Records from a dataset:

_ _ _

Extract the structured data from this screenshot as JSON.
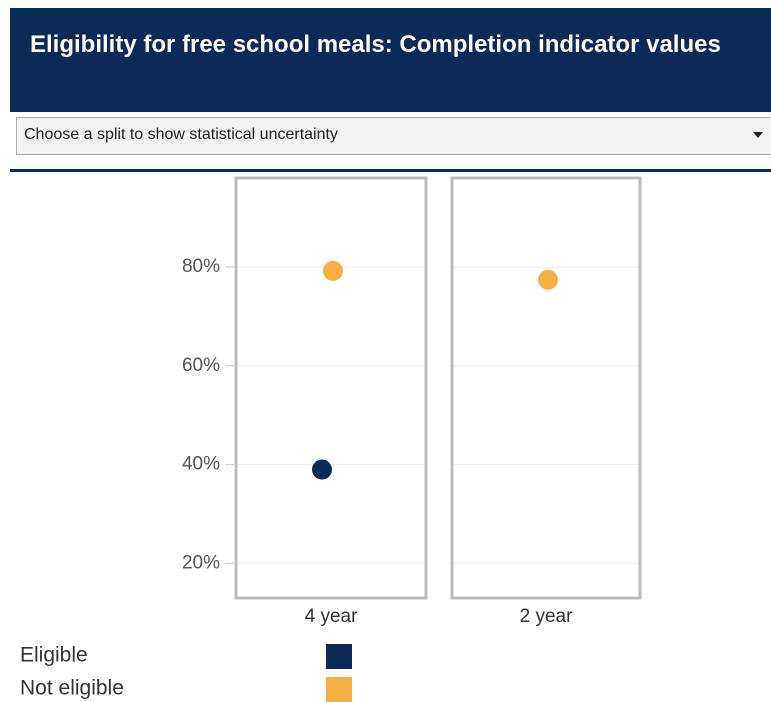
{
  "header": {
    "title": "Eligibility for free school meals: Completion indicator values"
  },
  "dropdown": {
    "label": "Choose a split to show statistical uncertainty"
  },
  "chart_data": {
    "type": "dot",
    "categories": [
      "4 year",
      "2 year"
    ],
    "series": [
      {
        "name": "Eligible",
        "color": "#0b2a56",
        "values": [
          39,
          null
        ]
      },
      {
        "name": "Not eligible",
        "color": "#f5b041",
        "values": [
          79.2,
          77.4
        ]
      }
    ],
    "ylim": [
      13,
      98
    ],
    "yticks": [
      {
        "value": 20,
        "label": "20%"
      },
      {
        "value": 40,
        "label": "40%"
      },
      {
        "value": 60,
        "label": "60%"
      },
      {
        "value": 80,
        "label": "80%"
      }
    ],
    "grid": true
  }
}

_ _ _

Short exercise.
Give all the entries again exactly, dropping each picture.

Result of the task.
Extract the structured data from this screenshot as JSON.
{
  "header": {
    "title": "Eligibility for free school meals: Completion indicator values"
  },
  "dropdown": {
    "label": "Choose a split to show statistical uncertainty"
  },
  "chart_data": {
    "type": "dot",
    "categories": [
      "4 year",
      "2 year"
    ],
    "series": [
      {
        "name": "Eligible",
        "color": "#0b2a56",
        "values": [
          39,
          null
        ]
      },
      {
        "name": "Not eligible",
        "color": "#f5b041",
        "values": [
          79.2,
          77.4
        ]
      }
    ],
    "ylim": [
      13,
      98
    ],
    "yticks": [
      {
        "value": 20,
        "label": "20%"
      },
      {
        "value": 40,
        "label": "40%"
      },
      {
        "value": 60,
        "label": "60%"
      },
      {
        "value": 80,
        "label": "80%"
      }
    ],
    "grid": true
  }
}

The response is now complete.